▶ Job
Sift the material for lines containing "заменить", and return them.
<<<<
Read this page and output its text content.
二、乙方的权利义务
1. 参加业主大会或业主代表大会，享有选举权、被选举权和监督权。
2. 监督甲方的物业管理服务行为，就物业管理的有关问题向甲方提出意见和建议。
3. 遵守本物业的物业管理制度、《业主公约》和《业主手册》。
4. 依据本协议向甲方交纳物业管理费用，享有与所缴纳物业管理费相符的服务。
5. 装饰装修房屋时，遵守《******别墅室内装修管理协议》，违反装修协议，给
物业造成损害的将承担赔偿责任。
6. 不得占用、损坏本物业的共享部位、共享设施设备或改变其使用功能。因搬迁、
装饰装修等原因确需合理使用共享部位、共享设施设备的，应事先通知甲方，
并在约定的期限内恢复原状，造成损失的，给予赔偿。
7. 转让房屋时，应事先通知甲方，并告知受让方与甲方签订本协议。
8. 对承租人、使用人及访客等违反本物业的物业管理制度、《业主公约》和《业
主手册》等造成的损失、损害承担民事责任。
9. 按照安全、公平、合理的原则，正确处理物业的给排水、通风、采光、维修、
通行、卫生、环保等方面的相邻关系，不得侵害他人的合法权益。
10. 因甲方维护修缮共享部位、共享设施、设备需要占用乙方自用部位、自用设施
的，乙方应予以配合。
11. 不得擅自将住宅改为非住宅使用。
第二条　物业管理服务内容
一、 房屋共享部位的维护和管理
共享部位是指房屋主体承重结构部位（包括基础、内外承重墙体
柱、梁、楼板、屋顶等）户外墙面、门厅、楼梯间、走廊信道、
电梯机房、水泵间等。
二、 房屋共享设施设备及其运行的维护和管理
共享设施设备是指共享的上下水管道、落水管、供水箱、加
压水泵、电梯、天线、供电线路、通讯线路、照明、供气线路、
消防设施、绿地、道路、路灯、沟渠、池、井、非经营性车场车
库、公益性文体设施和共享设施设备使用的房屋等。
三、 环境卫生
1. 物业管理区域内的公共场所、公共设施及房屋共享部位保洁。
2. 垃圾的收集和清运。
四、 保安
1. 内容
>>>>
<<<<
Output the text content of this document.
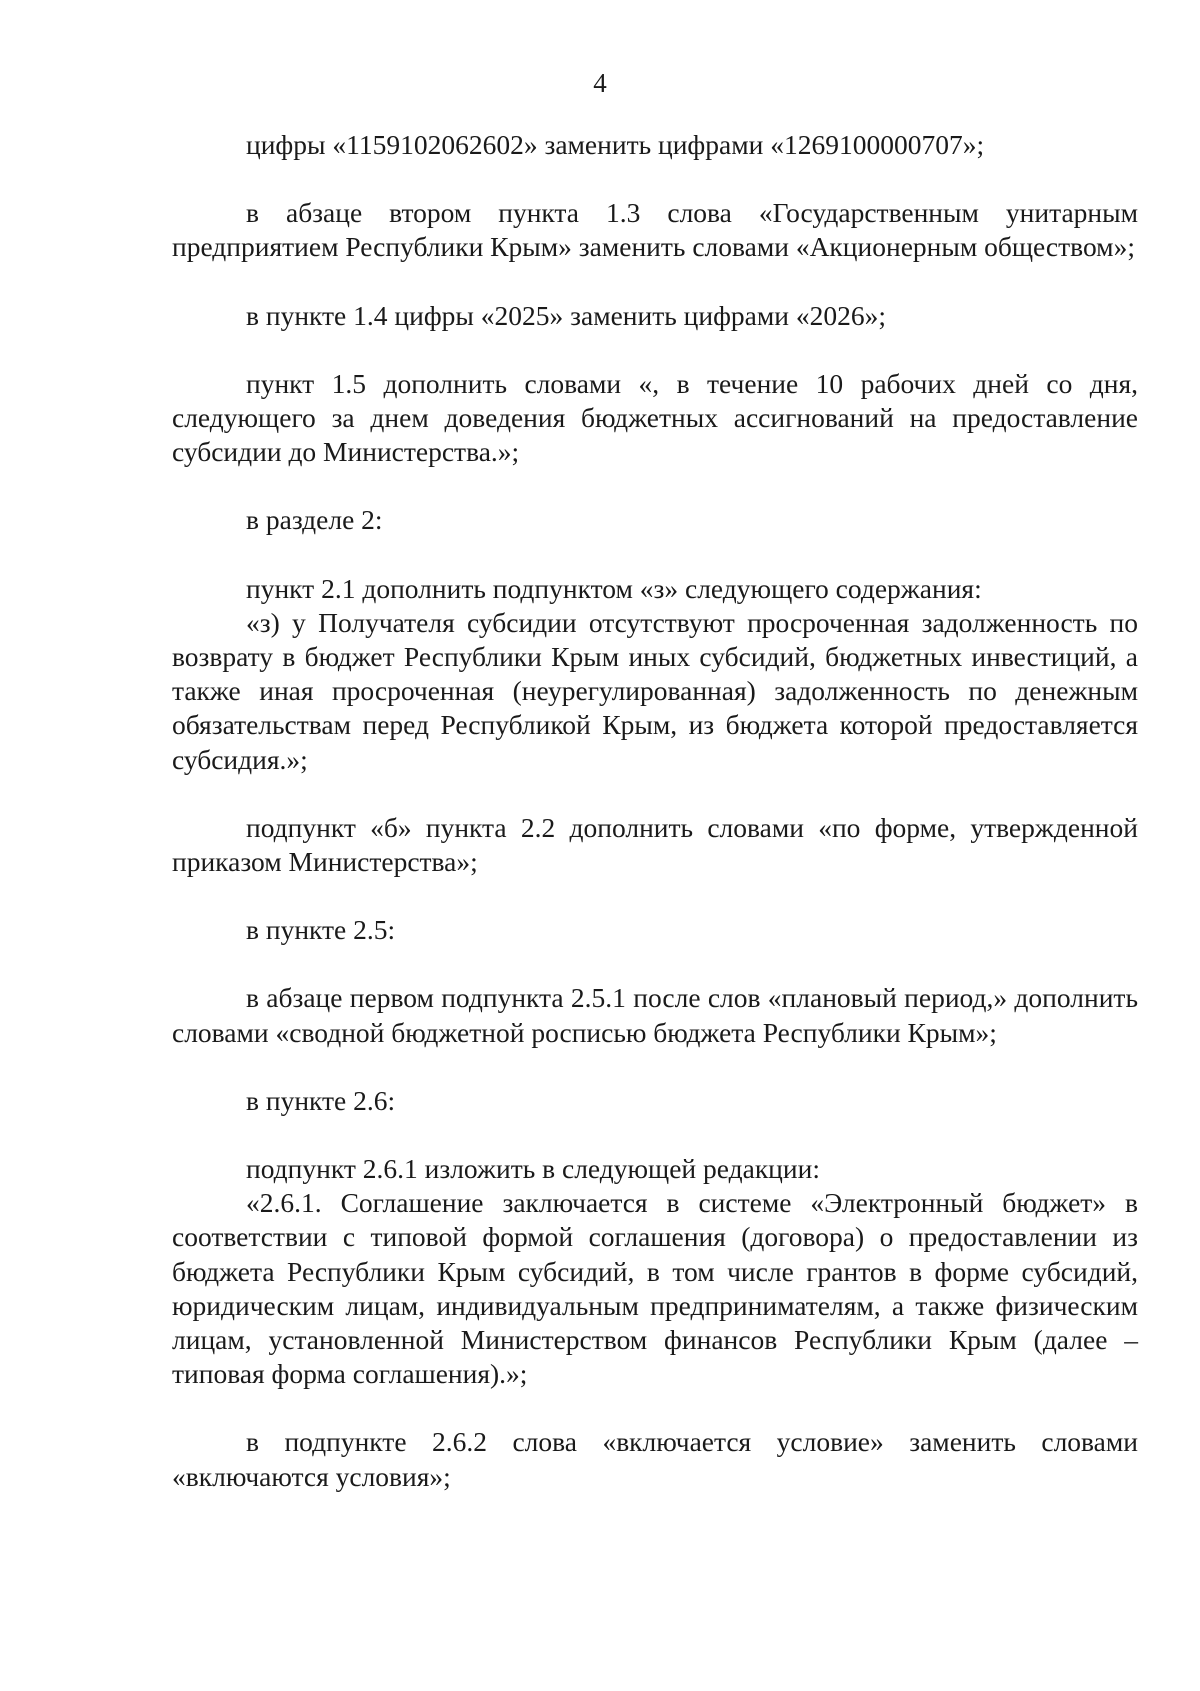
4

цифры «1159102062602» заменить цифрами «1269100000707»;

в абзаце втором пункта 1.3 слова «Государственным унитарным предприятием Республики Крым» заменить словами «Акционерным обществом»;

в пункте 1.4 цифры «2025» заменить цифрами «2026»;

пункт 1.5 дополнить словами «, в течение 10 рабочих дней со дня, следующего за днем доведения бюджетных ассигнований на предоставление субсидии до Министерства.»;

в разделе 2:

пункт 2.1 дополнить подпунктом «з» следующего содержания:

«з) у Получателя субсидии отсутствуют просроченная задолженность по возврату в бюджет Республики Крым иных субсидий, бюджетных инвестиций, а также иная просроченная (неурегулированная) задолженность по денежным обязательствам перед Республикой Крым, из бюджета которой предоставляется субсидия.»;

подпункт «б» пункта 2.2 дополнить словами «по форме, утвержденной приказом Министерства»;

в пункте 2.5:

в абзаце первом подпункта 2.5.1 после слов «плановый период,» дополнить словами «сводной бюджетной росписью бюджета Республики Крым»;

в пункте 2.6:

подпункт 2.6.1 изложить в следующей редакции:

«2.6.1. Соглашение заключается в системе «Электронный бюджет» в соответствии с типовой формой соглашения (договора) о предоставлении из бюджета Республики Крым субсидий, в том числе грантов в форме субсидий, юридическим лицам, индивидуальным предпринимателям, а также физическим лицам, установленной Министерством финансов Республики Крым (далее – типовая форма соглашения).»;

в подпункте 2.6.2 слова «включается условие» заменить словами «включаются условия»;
>>>>
<<<<
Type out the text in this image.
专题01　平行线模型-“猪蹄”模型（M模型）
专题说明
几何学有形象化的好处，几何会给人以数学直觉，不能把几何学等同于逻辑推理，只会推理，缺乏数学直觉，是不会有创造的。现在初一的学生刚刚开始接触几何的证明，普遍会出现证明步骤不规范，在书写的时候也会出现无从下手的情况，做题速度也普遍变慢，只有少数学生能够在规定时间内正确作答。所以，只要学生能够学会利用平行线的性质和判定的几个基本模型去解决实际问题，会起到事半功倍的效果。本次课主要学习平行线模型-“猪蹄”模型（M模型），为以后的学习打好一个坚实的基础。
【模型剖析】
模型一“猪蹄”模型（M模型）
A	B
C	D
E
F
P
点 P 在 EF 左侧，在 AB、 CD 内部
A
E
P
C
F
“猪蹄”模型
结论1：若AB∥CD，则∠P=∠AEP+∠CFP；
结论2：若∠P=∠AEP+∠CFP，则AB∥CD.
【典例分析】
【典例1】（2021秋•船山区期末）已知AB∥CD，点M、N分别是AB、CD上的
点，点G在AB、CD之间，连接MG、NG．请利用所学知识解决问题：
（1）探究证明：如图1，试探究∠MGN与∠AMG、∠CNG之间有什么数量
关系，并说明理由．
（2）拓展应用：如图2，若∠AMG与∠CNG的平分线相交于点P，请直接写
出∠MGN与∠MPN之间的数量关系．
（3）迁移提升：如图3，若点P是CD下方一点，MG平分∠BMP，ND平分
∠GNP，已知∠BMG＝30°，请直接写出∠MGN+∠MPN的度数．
>>>>
▶ The response
цифры «1159102062602» заменить цифрами «1269100000707»;
в абзаце втором пункта 1.3 слова «Государственным унитарным предприятием Республики Крым» заменить словами «Акционерным обществом»;
в пункте 1.4 цифры «2025» заменить цифрами «2026»;
в подпункте 2.6.2 слова «включается условие» заменить словами «включаются условия»;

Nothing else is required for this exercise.